Rows from a dataset
__________________________________________________
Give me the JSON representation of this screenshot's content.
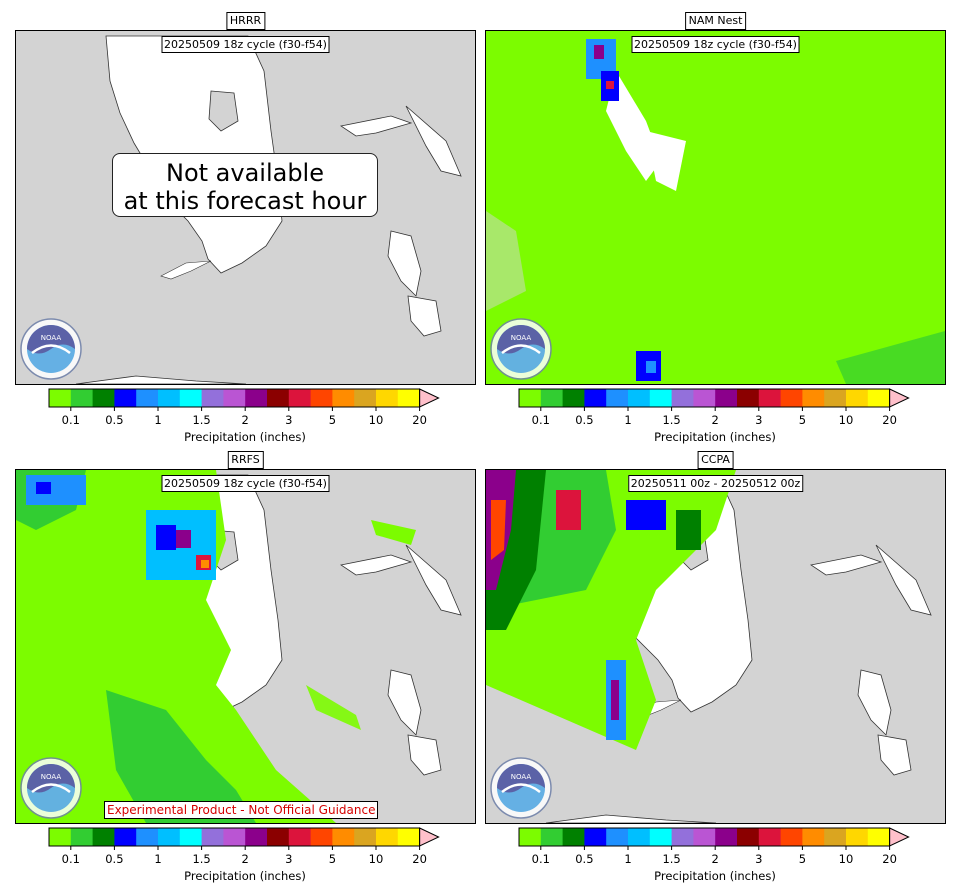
{
  "panels": [
    {
      "title": "HRRR",
      "cycle": "20250509 18z cycle (f30-f54)",
      "notice_line1": "Not available",
      "notice_line2": "at this forecast hour",
      "logo": "NOAA"
    },
    {
      "title": "NAM Nest",
      "cycle": "20250509 18z cycle (f30-f54)",
      "logo": "NOAA"
    },
    {
      "title": "RRFS",
      "cycle": "20250509 18z cycle (f30-f54)",
      "disclaimer": "Experimental Product - Not Official Guidance",
      "logo": "NOAA"
    },
    {
      "title": "CCPA",
      "cycle": "20250511 00z - 20250512 00z",
      "logo": "NOAA"
    }
  ],
  "colorbar": {
    "label": "Precipitation (inches)",
    "ticks": [
      "0.1",
      "0.5",
      "1",
      "1.5",
      "2",
      "3",
      "5",
      "10",
      "20"
    ],
    "colors": [
      "#7cfc00",
      "#32cd32",
      "#008000",
      "#0000ff",
      "#1e90ff",
      "#00bfff",
      "#00ffff",
      "#9370db",
      "#ba55d3",
      "#8b008b",
      "#8b0000",
      "#dc143c",
      "#ff4500",
      "#ff8c00",
      "#daa520",
      "#ffd700",
      "#ffff00"
    ],
    "extend_color": "#ffc0cb"
  },
  "map_colors": {
    "land": "#ffffff",
    "missing": "#d3d3d3"
  }
}
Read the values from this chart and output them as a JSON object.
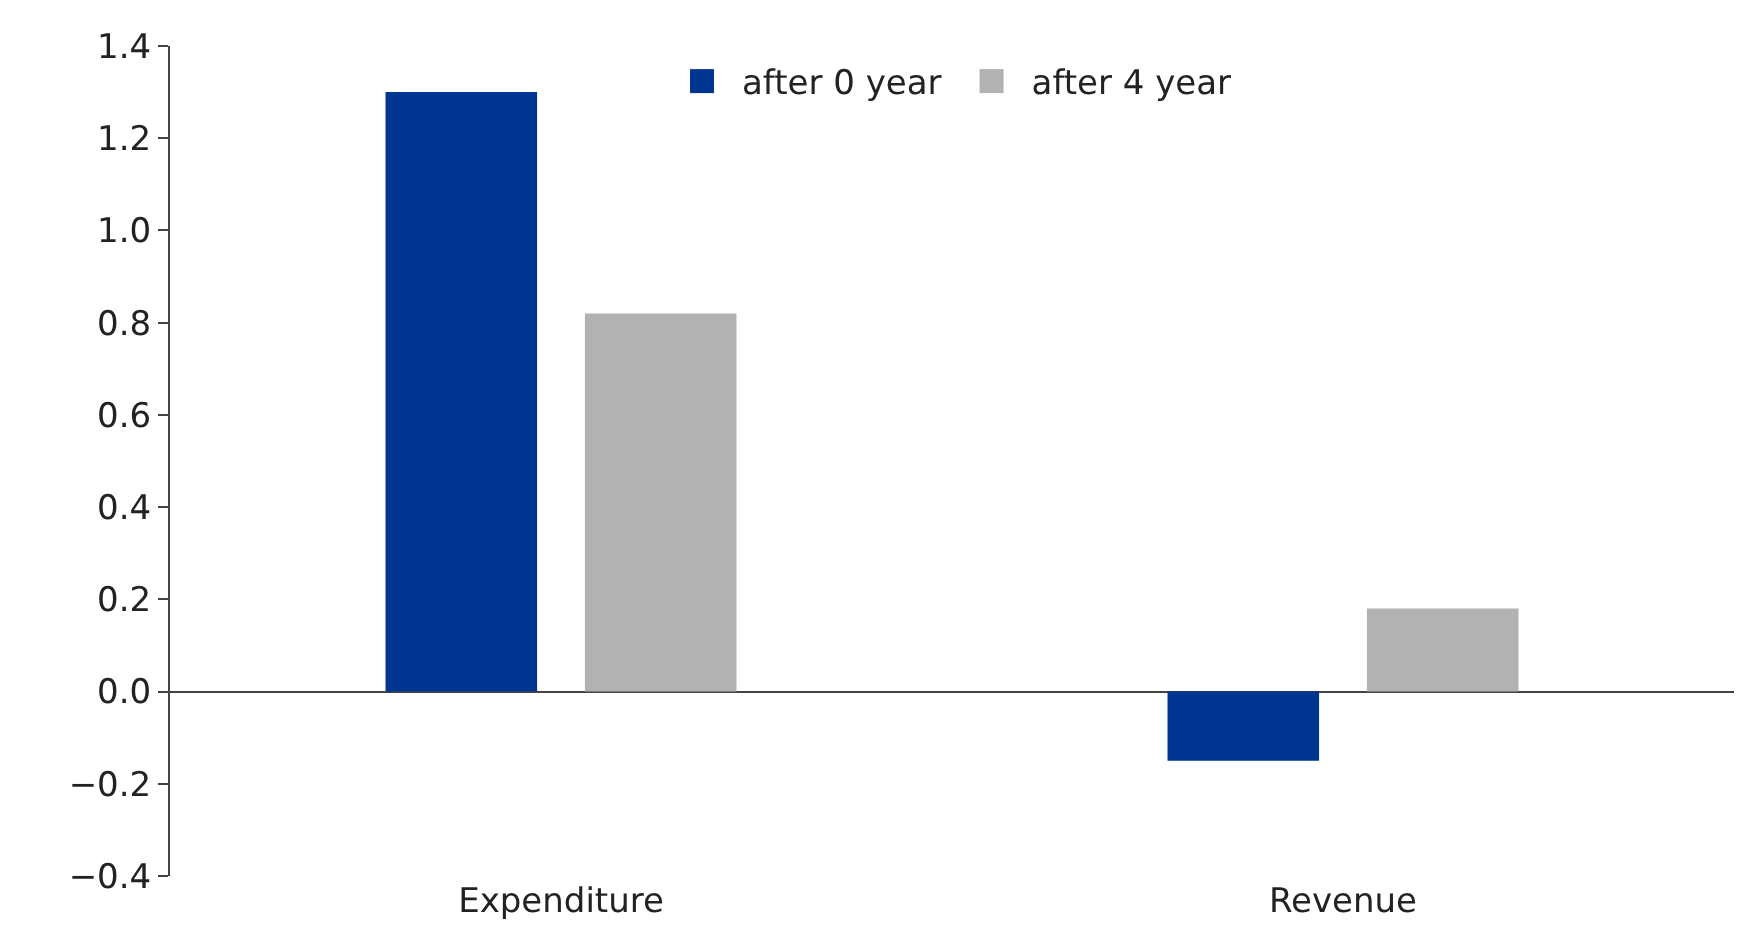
{
  "chart_data": {
    "type": "bar",
    "categories": [
      "Expenditure",
      "Revenue"
    ],
    "series": [
      {
        "name": "after 0 year",
        "color": "#003591",
        "values": [
          1.3,
          -0.15
        ]
      },
      {
        "name": "after 4 year",
        "color": "#b2b2b2",
        "values": [
          0.82,
          0.18
        ]
      }
    ],
    "ylim": [
      -0.4,
      1.4
    ],
    "yticks": [
      {
        "value": -0.4,
        "label": "−0.4"
      },
      {
        "value": -0.2,
        "label": "−0.2"
      },
      "0.0",
      0.2,
      0.4,
      0.6,
      0.8,
      "1.0",
      1.2,
      1.4
    ],
    "legend": "top"
  }
}
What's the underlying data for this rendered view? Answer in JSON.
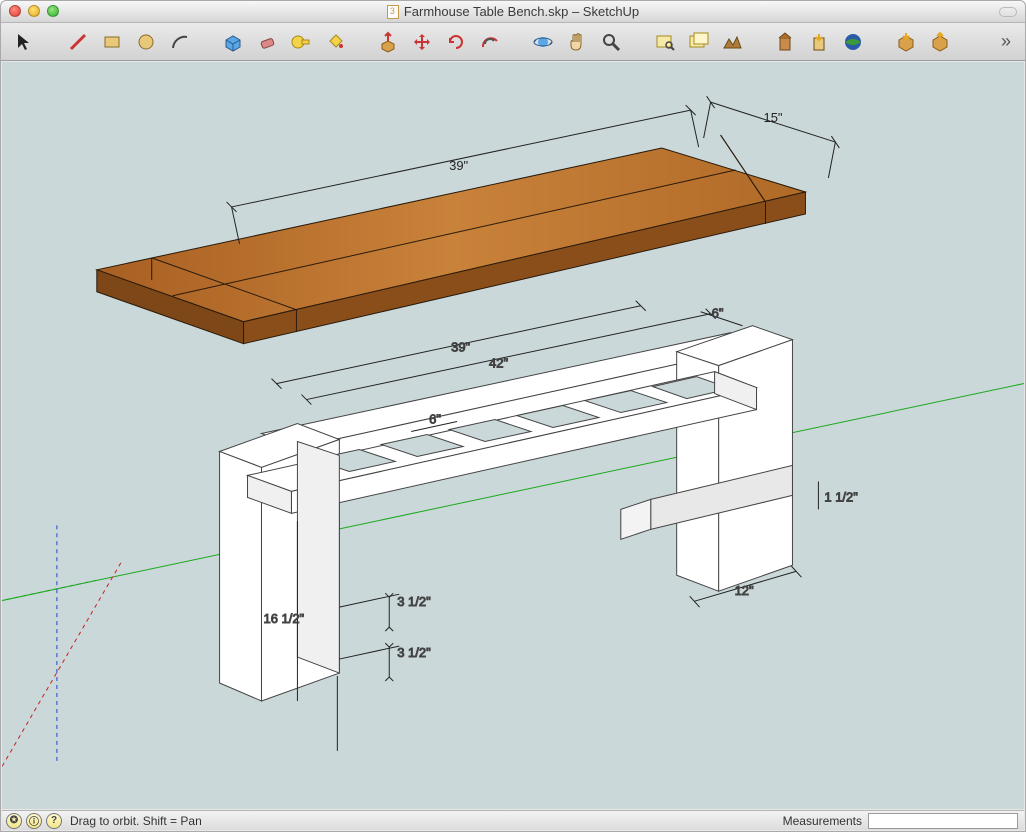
__________________________________________________
Written request » Say how many lines of the data hold the string "label". Reply with the number alone.

Response for this exercise » 3